**Problem to solve**
Determine which lines contain the word "triangle", then copy those lines.

(Chart and figure data)
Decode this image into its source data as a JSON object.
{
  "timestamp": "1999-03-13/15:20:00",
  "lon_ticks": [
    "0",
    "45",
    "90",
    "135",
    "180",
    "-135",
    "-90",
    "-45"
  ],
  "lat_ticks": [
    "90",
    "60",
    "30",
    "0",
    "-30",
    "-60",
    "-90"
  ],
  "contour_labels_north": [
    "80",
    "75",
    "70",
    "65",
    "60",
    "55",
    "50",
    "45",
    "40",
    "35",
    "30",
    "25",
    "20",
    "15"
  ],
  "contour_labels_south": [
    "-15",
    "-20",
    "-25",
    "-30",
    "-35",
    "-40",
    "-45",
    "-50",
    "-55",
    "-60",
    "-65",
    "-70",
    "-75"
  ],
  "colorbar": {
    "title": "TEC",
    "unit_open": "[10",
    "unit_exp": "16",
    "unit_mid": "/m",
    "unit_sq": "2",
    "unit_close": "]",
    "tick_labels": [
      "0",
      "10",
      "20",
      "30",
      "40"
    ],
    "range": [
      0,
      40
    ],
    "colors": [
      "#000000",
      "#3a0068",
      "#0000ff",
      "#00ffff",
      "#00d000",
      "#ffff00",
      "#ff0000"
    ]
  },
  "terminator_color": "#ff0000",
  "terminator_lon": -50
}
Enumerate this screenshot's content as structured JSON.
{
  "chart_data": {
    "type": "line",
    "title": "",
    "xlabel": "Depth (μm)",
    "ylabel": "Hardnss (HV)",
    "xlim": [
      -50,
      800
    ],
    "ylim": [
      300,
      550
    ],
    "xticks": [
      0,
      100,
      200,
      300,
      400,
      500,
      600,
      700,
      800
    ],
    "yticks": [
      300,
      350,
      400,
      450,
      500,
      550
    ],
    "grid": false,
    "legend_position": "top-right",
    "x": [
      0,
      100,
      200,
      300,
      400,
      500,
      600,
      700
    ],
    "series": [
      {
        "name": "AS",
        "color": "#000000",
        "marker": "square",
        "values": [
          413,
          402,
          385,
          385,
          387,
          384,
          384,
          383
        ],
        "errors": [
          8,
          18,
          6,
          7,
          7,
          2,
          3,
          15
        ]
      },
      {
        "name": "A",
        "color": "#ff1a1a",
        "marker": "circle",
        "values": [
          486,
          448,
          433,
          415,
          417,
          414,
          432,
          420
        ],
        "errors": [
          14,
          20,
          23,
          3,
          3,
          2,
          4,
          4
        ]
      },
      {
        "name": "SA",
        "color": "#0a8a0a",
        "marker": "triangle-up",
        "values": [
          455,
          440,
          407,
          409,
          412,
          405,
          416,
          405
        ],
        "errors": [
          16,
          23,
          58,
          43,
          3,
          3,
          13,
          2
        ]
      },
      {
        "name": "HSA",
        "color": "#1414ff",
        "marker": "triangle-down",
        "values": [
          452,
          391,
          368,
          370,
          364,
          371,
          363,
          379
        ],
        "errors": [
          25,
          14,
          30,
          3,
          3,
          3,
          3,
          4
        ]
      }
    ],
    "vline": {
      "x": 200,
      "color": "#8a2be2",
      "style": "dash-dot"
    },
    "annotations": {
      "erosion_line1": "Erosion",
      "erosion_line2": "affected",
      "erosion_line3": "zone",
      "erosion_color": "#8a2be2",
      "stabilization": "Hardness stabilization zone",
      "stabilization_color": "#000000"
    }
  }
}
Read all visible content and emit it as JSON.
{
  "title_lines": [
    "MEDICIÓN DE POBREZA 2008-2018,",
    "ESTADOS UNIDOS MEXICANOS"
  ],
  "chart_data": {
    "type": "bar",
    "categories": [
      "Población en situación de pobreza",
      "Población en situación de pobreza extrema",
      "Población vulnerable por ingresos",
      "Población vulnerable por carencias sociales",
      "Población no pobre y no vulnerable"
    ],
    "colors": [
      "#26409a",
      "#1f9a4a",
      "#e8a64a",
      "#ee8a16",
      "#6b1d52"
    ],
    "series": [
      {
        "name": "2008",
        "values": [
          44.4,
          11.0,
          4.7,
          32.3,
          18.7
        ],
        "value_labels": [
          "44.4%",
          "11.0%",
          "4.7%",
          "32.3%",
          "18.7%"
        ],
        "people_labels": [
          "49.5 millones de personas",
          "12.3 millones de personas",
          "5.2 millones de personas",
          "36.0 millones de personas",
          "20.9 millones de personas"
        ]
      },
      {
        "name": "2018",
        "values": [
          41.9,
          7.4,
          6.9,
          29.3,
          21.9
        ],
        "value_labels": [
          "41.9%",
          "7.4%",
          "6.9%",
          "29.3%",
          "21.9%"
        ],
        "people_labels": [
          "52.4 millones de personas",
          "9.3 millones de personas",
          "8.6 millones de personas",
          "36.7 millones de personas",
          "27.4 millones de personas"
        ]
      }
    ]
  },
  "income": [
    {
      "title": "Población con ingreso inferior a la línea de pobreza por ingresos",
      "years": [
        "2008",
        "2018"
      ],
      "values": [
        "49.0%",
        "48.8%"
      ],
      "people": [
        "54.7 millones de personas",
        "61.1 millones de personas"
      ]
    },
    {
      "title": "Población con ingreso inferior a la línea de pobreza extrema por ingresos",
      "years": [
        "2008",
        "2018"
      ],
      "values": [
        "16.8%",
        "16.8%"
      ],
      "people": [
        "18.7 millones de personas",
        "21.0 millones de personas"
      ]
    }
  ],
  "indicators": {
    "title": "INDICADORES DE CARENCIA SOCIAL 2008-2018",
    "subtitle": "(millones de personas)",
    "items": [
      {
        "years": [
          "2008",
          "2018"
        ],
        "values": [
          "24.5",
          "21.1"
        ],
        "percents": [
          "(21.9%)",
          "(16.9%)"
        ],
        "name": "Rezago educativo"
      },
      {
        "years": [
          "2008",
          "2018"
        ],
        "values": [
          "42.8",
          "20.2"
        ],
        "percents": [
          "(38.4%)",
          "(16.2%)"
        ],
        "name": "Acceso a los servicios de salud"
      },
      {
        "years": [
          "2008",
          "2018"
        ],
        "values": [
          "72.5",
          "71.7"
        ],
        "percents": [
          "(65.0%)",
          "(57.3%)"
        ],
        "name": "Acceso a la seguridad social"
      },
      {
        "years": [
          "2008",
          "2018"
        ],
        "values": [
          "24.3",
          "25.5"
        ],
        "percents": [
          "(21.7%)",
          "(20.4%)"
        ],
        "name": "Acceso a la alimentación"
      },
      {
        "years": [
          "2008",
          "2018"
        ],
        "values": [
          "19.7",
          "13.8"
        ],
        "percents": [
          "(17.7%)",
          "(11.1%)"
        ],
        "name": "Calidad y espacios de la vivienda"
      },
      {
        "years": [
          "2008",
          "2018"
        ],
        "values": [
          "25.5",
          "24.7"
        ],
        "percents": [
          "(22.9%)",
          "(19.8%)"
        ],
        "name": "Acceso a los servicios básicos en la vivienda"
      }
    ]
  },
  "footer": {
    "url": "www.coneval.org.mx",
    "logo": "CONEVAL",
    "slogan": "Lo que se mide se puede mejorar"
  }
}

**Answer in full**
        "marker": "triangle-up",
        "marker": "triangle-down",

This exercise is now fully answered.